INPUT ROWS start

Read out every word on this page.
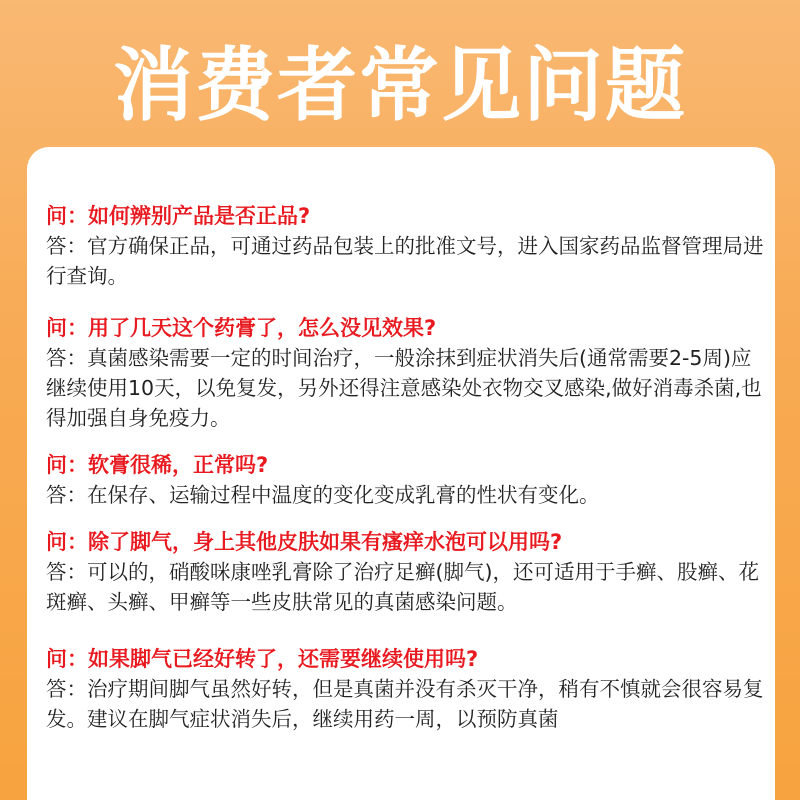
消费者常见问题
问：如何辨别产品是否正品?
答：官方确保正品，可通过药品包装上的批准文号，进入国家药品监督管理局进行查询。
问：用了几天这个药膏了，怎么没见效果?
答：真菌感染需要一定的时间治疗，一般涂抹到症状消失后(通常需要2-5周)应继续使用10天，以免复发，另外还得注意感染处衣物交叉感染,做好消毒杀菌,也得加强自身免疫力。
问：软膏很稀，正常吗?
答：在保存、运输过程中温度的变化变成乳膏的性状有变化。
问：除了脚气，身上其他皮肤如果有瘙痒水泡可以用吗?
答：可以的，硝酸咪康唑乳膏除了治疗足癣(脚气)，还可适用于手癣、股癣、花斑癣、头癣、甲癣等一些皮肤常见的真菌感染问题。
问：如果脚气已经好转了，还需要继续使用吗?
答：治疗期间脚气虽然好转，但是真菌并没有杀灭干净，稍有不慎就会很容易复发。建议在脚气症状消失后，继续用药一周，以预防真菌
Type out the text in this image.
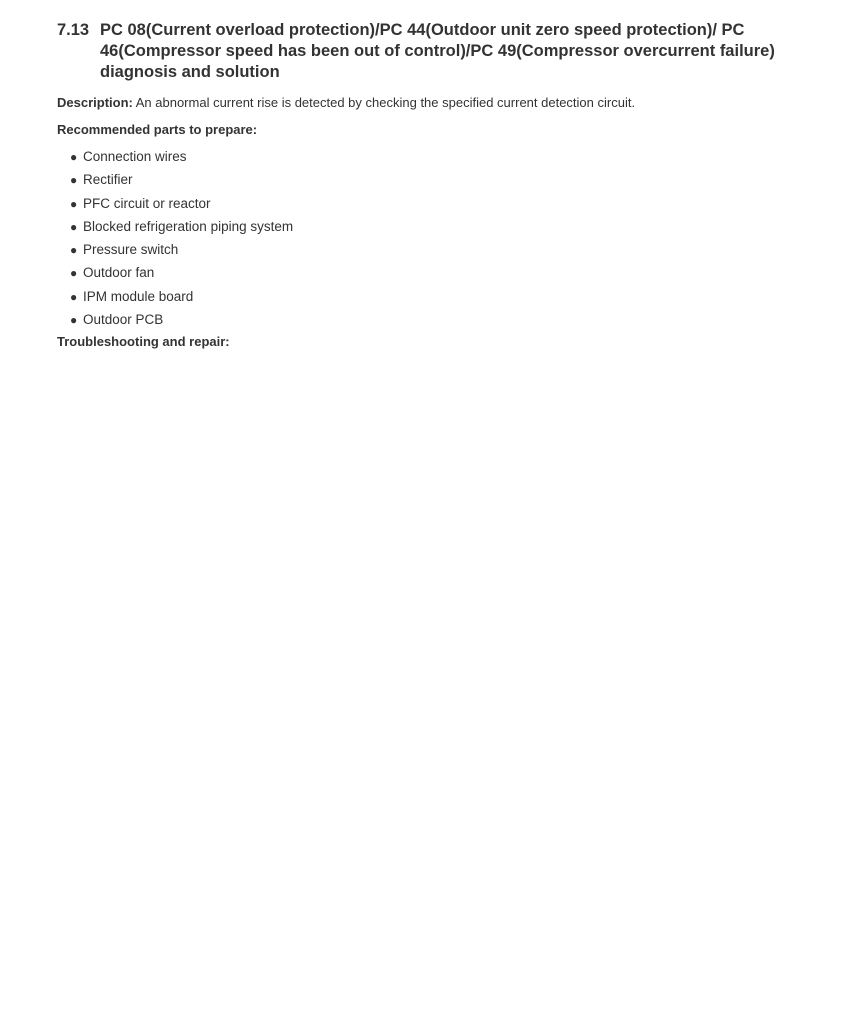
7.13 PC 08(Current overload protection)/PC 44(Outdoor unit zero speed protection)/ PC 46(Compressor speed has been out of control)/PC 49(Compressor overcurrent failure) diagnosis and solution
Description: An abnormal current rise is detected by checking the specified current detection circuit.
Recommended parts to prepare:
● Connection wires
● Rectifier
● PFC circuit or reactor
● Blocked refrigeration piping system
● Pressure switch
● Outdoor fan
● IPM module board
● Outdoor PCB
Troubleshooting and repair:
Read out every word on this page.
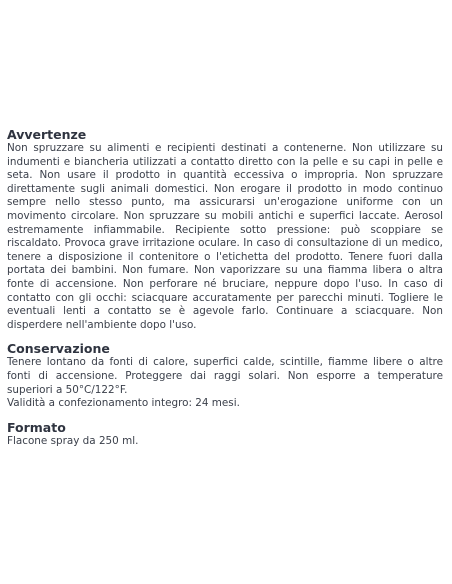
Avvertenze

Non spruzzare su alimenti e recipienti destinati a contenerne. Non utilizzare su indumenti e biancheria utilizzati a contatto diretto con la pelle e su capi in pelle e seta. Non usare il prodotto in quantità eccessiva o impropria. Non spruzzare direttamente sugli animali domestici. Non erogare il prodotto in modo continuo sempre nello stesso punto, ma assicurarsi un'erogazione uniforme con un movimento circolare. Non spruzzare su mobili antichi e superfici laccate. Aerosol estremamente infiammabile. Recipiente sotto pressione: può scoppiare se riscaldato. Provoca grave irritazione oculare. In caso di consultazione di un medico, tenere a disposizione il contenitore o l'etichetta del prodotto. Tenere fuori dalla portata dei bambini. Non fumare. Non vaporizzare su una fiamma libera o altra fonte di accensione. Non perforare né bruciare, neppure dopo l'uso. In caso di contatto con gli occhi: sciacquare accuratamente per parecchi minuti. Togliere le eventuali lenti a contatto se è agevole farlo. Continuare a sciacquare. Non disperdere nell'ambiente dopo l'uso.

Conservazione

Tenere lontano da fonti di calore, superfici calde, scintille, fiamme libere o altre fonti di accensione. Proteggere dai raggi solari. Non esporre a temperature superiori a 50°C/122°F.

Validità a confezionamento integro: 24 mesi.

Formato

Flacone spray da 250 ml.
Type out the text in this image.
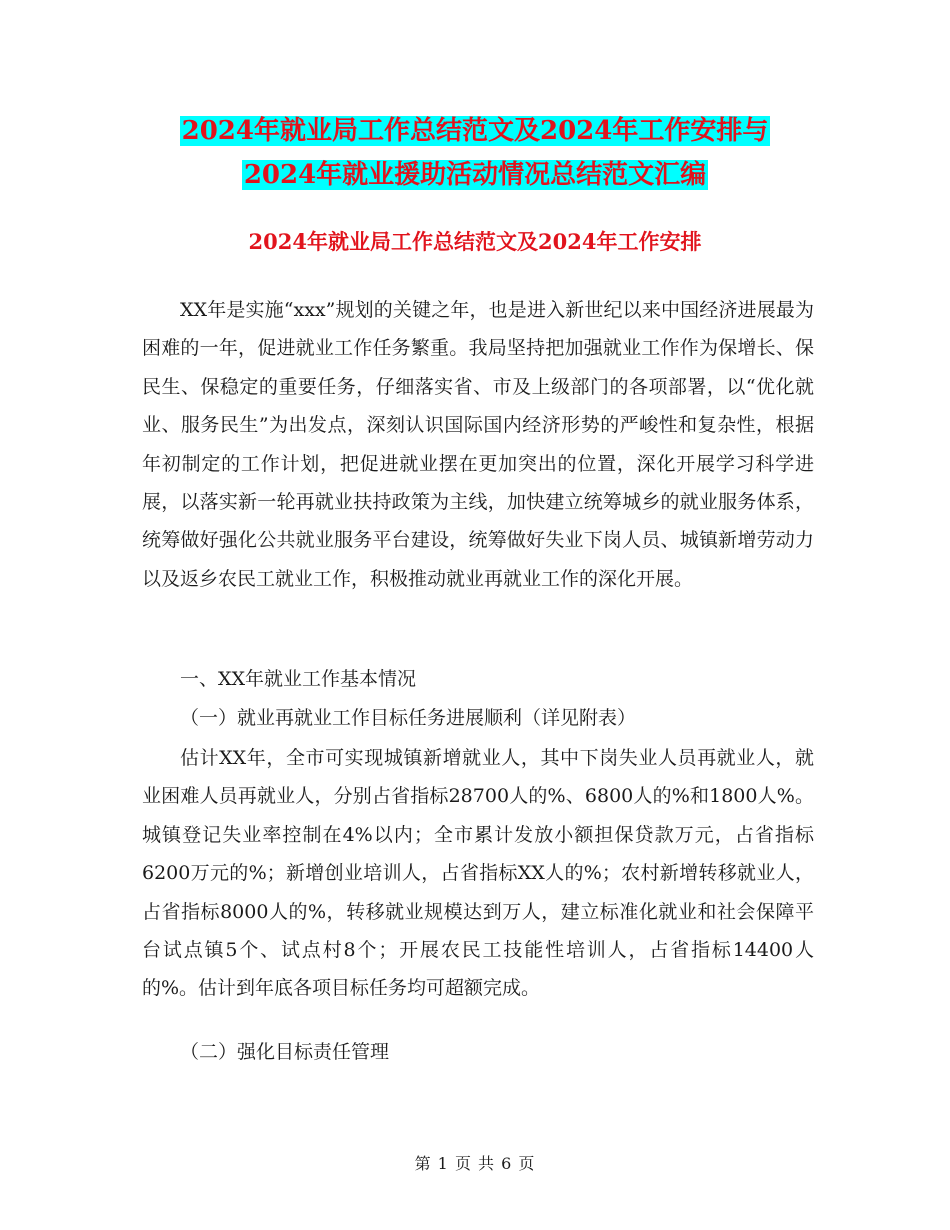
2024年就业局工作总结范文及2024年工作安排与
2024年就业援助活动情况总结范文汇编
2024年就业局工作总结范文及2024年工作安排

XX年是实施“xxx”规划的关键之年，也是进入新世纪以来中国经济进展最为困难的一年，促进就业工作任务繁重。我局坚持把加强就业工作作为保增长、保民生、保稳定的重要任务，仔细落实省、市及上级部门的各项部署，以“优化就业、服务民生”为出发点，深刻认识国际国内经济形势的严峻性和复杂性，根据年初制定的工作计划，把促进就业摆在更加突出的位置，深化开展学习科学进展，以落实新一轮再就业扶持政策为主线，加快建立统筹城乡的就业服务体系，统筹做好强化公共就业服务平台建设，统筹做好失业下岗人员、城镇新增劳动力以及返乡农民工就业工作，积极推动就业再就业工作的深化开展。

一、XX年就业工作基本情况
（一）就业再就业工作目标任务进展顺利（详见附表）

估计XX年，全市可实现城镇新增就业人，其中下岗失业人员再就业人，就业困难人员再就业人，分别占省指标28700人的%、6800人的%和1800人%。城镇登记失业率控制在4%以内；全市累计发放小额担保贷款万元，占省指标6200万元的%；新增创业培训人，占省指标XX人的%；农村新增转移就业人，占省指标8000人的%，转移就业规模达到万人，建立标准化就业和社会保障平台试点镇5个、试点村8个；开展农民工技能性培训人，占省指标14400人的%。估计到年底各项目标任务均可超额完成。

（二）强化目标责任管理
第 1 页 共 6 页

INPUT ROWS end

■ **TASK DIRECTIONS**: Quote the data above in full, leaving out the pictures it holds.

■ **WRITTEN SOLUTION**:
Read out every word on this page.
消费者常见问题
问：如何辨别产品是否正品?
答：官方确保正品，可通过药品包装上的批准文号，进入国家药品监督管理局进行查询。
问：用了几天这个药膏了，怎么没见效果?
答：真菌感染需要一定的时间治疗，一般涂抹到症状消失后(通常需要2-5周)应继续使用10天，以免复发，另外还得注意感染处衣物交叉感染,做好消毒杀菌,也得加强自身免疫力。
问：软膏很稀，正常吗?
答：在保存、运输过程中温度的变化变成乳膏的性状有变化。
问：除了脚气，身上其他皮肤如果有瘙痒水泡可以用吗?
答：可以的，硝酸咪康唑乳膏除了治疗足癣(脚气)，还可适用于手癣、股癣、花斑癣、头癣、甲癣等一些皮肤常见的真菌感染问题。
问：如果脚气已经好转了，还需要继续使用吗?
答：治疗期间脚气虽然好转，但是真菌并没有杀灭干净，稍有不慎就会很容易复发。建议在脚气症状消失后，继续用药一周，以预防真菌
Type out the text in this image.
7.13 PC 08(Current overload protection)/PC 44(Outdoor unit zero speed protection)/ PC 46(Compressor speed has been out of control)/PC 49(Compressor overcurrent failure) diagnosis and solution
Description: An abnormal current rise is detected by checking the specified current detection circuit.
Recommended parts to prepare:
● Connection wires
● Rectifier
● PFC circuit or reactor
● Blocked refrigeration piping system
● Pressure switch
● Outdoor fan
● IPM module board
● Outdoor PCB
Troubleshooting and repair:
Read out every word on this page.
Avvertenze

Non spruzzare su alimenti e recipienti destinati a contenerne. Non utilizzare su indumenti e biancheria utilizzati a contatto diretto con la pelle e su capi in pelle e seta. Non usare il prodotto in quantità eccessiva o impropria. Non spruzzare direttamente sugli animali domestici. Non erogare il prodotto in modo continuo sempre nello stesso punto, ma assicurarsi un'erogazione uniforme con un movimento circolare. Non spruzzare su mobili antichi e superfici laccate. Aerosol estremamente infiammabile. Recipiente sotto pressione: può scoppiare se riscaldato. Provoca grave irritazione oculare. In caso di consultazione di un medico, tenere a disposizione il contenitore o l'etichetta del prodotto. Tenere fuori dalla portata dei bambini. Non fumare. Non vaporizzare su una fiamma libera o altra fonte di accensione. Non perforare né bruciare, neppure dopo l'uso. In caso di contatto con gli occhi: sciacquare accuratamente per parecchi minuti. Togliere le eventuali lenti a contatto se è agevole farlo. Continuare a sciacquare. Non disperdere nell'ambiente dopo l'uso.

Conservazione

Tenere lontano da fonti di calore, superfici calde, scintille, fiamme libere o altre fonti di accensione. Proteggere dai raggi solari. Non esporre a temperature superiori a 50°C/122°F.

Validità a confezionamento integro: 24 mesi.

Formato

Flacone spray da 250 ml.
Type out the text in this image.
2024年就业局工作总结范文及2024年工作安排与
2024年就业援助活动情况总结范文汇编
2024年就业局工作总结范文及2024年工作安排

XX年是实施“xxx”规划的关键之年，也是进入新世纪以来中国经济进展最为困难的一年，促进就业工作任务繁重。我局坚持把加强就业工作作为保增长、保民生、保稳定的重要任务，仔细落实省、市及上级部门的各项部署，以“优化就业、服务民生”为出发点，深刻认识国际国内经济形势的严峻性和复杂性，根据年初制定的工作计划，把促进就业摆在更加突出的位置，深化开展学习科学进展，以落实新一轮再就业扶持政策为主线，加快建立统筹城乡的就业服务体系，统筹做好强化公共就业服务平台建设，统筹做好失业下岗人员、城镇新增劳动力以及返乡农民工就业工作，积极推动就业再就业工作的深化开展。

一、XX年就业工作基本情况
（一）就业再就业工作目标任务进展顺利（详见附表）

估计XX年，全市可实现城镇新增就业人，其中下岗失业人员再就业人，就业困难人员再就业人，分别占省指标28700人的%、6800人的%和1800人%。城镇登记失业率控制在4%以内；全市累计发放小额担保贷款万元，占省指标6200万元的%；新增创业培训人，占省指标XX人的%；农村新增转移就业人，占省指标8000人的%，转移就业规模达到万人，建立标准化就业和社会保障平台试点镇5个、试点村8个；开展农民工技能性培训人，占省指标14400人的%。估计到年底各项目标任务均可超额完成。

（二）强化目标责任管理
第 1 页 共 6 页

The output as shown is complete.